#### Your goal:
Write out the material again word for word, dropping any images it holds.

::: Material for the task :::

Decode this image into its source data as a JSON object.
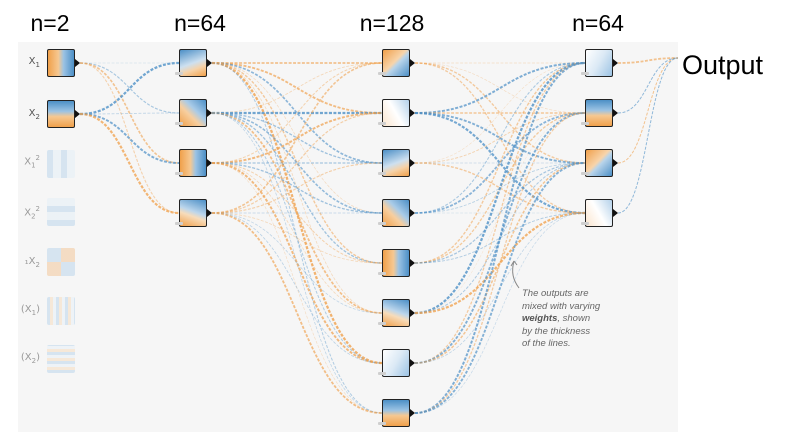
{
  "columns": [
    {
      "label": "n=2"
    },
    {
      "label": "n=64"
    },
    {
      "label": "n=128"
    },
    {
      "label": "n=64"
    }
  ],
  "output_label": "Output",
  "features": [
    "X1",
    "X2",
    "X1²",
    "X2²",
    "X1X2",
    "sin(X1)",
    "sin(X2)"
  ],
  "callout": {
    "line1": "The outputs are",
    "line2": "mixed with varying",
    "bold": "weights",
    "line3_rest": ", shown",
    "line4": "by the thickness",
    "line5": "of the lines."
  },
  "colors": {
    "positive": "#f0a04b",
    "negative": "#4c8fc6",
    "panel": "#f6f6f6"
  }
}
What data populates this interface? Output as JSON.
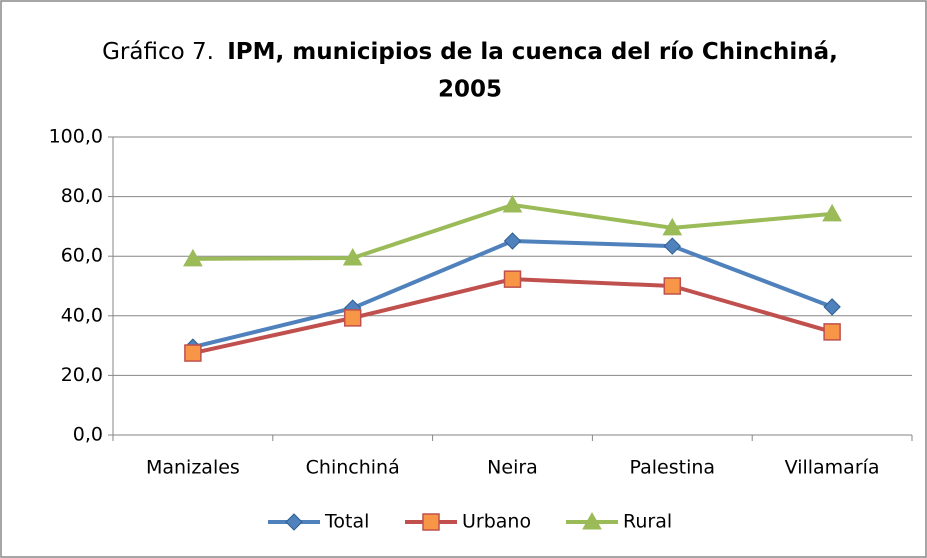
{
  "chart_data": {
    "type": "line",
    "title": [
      "Gráfico 7.",
      "IPM, municipios de la cuenca del río Chinchiná,",
      "2005"
    ],
    "categories": [
      "Manizales",
      "Chinchiná",
      "Neira",
      "Palestina",
      "Villamaría"
    ],
    "series": [
      {
        "name": "Total",
        "color": "#4f81bd",
        "marker": "diamond",
        "values": [
          29.5,
          42.6,
          65.1,
          63.4,
          43.0
        ]
      },
      {
        "name": "Urbano",
        "color": "#c0504d",
        "marker": "square",
        "marker_fill": "#f79646",
        "values": [
          27.5,
          39.3,
          52.3,
          50.0,
          34.6
        ]
      },
      {
        "name": "Rural",
        "color": "#9bbb59",
        "marker": "triangle",
        "values": [
          59.1,
          59.4,
          77.2,
          69.5,
          74.2
        ]
      }
    ],
    "ylim": [
      0,
      100
    ],
    "yticks": [
      {
        "value": 0,
        "label": "0,0"
      },
      {
        "value": 20,
        "label": "20,0"
      },
      {
        "value": 40,
        "label": "40,0"
      },
      {
        "value": 60,
        "label": "60,0"
      },
      {
        "value": 80,
        "label": "80,0"
      },
      {
        "value": 100,
        "label": "100,0"
      }
    ],
    "grid": true,
    "legend": "bottom"
  }
}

:::

#### Output for this exercise:
Decode this image into its source data as a JSON object.
{
  "columns": [
    {
      "label": "n=2"
    },
    {
      "label": "n=64"
    },
    {
      "label": "n=128"
    },
    {
      "label": "n=64"
    }
  ],
  "output_label": "Output",
  "features": [
    "X1",
    "X2",
    "X1²",
    "X2²",
    "X1X2",
    "sin(X1)",
    "sin(X2)"
  ],
  "callout": {
    "line1": "The outputs are",
    "line2": "mixed with varying",
    "bold": "weights",
    "line3_rest": ", shown",
    "line4": "by the thickness",
    "line5": "of the lines."
  },
  "colors": {
    "positive": "#f0a04b",
    "negative": "#4c8fc6",
    "panel": "#f6f6f6"
  }
}
What data populates this interface? Output as JSON.
{
  "chart_data": {
    "type": "line",
    "title": [
      "Gráfico 7.",
      "IPM, municipios de la cuenca del río Chinchiná,",
      "2005"
    ],
    "categories": [
      "Manizales",
      "Chinchiná",
      "Neira",
      "Palestina",
      "Villamaría"
    ],
    "series": [
      {
        "name": "Total",
        "color": "#4f81bd",
        "marker": "diamond",
        "values": [
          29.5,
          42.6,
          65.1,
          63.4,
          43.0
        ]
      },
      {
        "name": "Urbano",
        "color": "#c0504d",
        "marker": "square",
        "marker_fill": "#f79646",
        "values": [
          27.5,
          39.3,
          52.3,
          50.0,
          34.6
        ]
      },
      {
        "name": "Rural",
        "color": "#9bbb59",
        "marker": "triangle",
        "values": [
          59.1,
          59.4,
          77.2,
          69.5,
          74.2
        ]
      }
    ],
    "ylim": [
      0,
      100
    ],
    "yticks": [
      {
        "value": 0,
        "label": "0,0"
      },
      {
        "value": 20,
        "label": "20,0"
      },
      {
        "value": 40,
        "label": "40,0"
      },
      {
        "value": 60,
        "label": "60,0"
      },
      {
        "value": 80,
        "label": "80,0"
      },
      {
        "value": 100,
        "label": "100,0"
      }
    ],
    "grid": true,
    "legend": "bottom"
  }
}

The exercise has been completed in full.